__To do__.
Pull out every line in the listing below that contains the string "value", and copy each one in full.

__Supplied records__.
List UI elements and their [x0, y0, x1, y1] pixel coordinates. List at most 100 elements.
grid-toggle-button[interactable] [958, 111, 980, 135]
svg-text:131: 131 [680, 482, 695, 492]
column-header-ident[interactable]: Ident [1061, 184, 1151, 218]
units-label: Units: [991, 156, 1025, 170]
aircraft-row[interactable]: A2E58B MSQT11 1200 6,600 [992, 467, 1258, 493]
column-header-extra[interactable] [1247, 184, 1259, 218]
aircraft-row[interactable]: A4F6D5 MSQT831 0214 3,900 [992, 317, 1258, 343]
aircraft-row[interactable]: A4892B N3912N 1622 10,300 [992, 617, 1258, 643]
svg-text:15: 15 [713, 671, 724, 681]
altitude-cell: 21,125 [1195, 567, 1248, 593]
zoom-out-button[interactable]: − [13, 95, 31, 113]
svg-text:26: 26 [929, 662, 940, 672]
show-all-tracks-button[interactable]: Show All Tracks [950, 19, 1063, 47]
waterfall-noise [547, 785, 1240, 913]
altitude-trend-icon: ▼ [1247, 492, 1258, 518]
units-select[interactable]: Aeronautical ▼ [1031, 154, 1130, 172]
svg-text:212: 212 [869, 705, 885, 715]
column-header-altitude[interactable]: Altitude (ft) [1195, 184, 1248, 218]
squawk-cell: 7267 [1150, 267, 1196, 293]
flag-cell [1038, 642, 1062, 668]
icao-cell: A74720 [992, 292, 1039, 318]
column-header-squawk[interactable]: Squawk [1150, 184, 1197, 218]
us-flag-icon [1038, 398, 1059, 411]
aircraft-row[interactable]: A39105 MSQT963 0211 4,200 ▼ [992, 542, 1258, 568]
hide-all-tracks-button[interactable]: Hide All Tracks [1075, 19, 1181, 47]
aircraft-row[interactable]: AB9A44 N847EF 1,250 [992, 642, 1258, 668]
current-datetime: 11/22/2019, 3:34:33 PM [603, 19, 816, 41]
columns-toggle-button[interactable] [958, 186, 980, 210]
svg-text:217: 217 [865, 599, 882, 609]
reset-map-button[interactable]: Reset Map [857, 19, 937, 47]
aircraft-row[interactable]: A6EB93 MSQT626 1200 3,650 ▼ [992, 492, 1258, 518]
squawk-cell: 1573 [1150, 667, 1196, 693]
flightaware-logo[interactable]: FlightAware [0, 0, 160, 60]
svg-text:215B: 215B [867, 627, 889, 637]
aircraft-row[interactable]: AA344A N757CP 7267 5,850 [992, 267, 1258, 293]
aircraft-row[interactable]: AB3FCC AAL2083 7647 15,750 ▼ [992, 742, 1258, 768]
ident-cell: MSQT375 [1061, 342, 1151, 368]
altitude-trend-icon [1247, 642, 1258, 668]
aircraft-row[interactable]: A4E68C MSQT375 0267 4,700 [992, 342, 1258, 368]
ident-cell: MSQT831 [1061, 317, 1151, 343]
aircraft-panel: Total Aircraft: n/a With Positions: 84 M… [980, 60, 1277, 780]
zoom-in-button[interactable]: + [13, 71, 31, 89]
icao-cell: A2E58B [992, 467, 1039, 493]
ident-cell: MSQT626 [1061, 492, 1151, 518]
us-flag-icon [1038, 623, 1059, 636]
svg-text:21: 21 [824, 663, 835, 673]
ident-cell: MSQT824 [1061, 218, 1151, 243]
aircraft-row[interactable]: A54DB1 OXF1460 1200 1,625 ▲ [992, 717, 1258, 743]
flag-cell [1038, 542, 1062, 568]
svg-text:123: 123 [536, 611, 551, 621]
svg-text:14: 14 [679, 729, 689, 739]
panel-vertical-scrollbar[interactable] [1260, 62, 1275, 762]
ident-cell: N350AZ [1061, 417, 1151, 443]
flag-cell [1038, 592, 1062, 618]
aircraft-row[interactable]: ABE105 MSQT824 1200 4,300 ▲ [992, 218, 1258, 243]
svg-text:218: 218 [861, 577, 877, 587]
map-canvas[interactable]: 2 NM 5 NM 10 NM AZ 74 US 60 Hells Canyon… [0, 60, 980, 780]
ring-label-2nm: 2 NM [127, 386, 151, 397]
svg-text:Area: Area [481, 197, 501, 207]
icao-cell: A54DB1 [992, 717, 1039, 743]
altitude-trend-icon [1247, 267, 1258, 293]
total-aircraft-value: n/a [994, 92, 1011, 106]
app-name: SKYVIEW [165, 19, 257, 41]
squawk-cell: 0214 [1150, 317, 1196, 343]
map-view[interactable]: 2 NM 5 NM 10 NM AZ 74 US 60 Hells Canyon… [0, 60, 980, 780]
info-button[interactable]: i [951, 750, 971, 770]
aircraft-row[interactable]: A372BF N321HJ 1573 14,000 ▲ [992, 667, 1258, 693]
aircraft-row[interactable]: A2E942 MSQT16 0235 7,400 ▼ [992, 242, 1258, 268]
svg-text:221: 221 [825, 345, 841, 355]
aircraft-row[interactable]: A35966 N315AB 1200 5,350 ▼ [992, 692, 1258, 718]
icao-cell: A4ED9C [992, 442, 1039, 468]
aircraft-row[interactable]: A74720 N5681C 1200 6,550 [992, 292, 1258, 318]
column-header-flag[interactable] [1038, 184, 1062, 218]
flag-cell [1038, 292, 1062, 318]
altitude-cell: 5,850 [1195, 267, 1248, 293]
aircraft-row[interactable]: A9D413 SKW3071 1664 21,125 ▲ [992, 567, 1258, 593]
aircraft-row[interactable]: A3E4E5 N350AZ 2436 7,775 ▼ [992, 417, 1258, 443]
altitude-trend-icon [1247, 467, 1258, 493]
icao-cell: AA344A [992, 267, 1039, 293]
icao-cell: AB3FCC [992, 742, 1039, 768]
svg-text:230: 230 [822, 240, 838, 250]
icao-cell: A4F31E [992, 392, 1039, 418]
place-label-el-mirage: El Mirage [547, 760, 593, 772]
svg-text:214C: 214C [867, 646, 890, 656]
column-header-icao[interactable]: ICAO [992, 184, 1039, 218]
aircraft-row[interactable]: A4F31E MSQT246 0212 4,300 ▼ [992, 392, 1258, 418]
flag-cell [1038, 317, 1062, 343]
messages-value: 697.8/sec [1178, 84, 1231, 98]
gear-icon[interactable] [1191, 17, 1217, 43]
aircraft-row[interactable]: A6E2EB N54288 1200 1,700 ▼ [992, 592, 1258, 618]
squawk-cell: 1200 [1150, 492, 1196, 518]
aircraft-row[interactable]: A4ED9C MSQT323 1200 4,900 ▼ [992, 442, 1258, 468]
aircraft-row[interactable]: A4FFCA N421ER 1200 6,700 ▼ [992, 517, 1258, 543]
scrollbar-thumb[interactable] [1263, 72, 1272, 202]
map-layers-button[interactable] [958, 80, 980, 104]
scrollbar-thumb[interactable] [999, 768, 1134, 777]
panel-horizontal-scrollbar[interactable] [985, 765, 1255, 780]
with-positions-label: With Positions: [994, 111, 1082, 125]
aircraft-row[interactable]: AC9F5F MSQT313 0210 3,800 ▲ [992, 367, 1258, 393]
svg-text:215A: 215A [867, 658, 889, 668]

__Exercise output__.
total-aircraft-value: n/a [994, 92, 1011, 106]
messages-value: 697.8/sec [1178, 84, 1231, 98]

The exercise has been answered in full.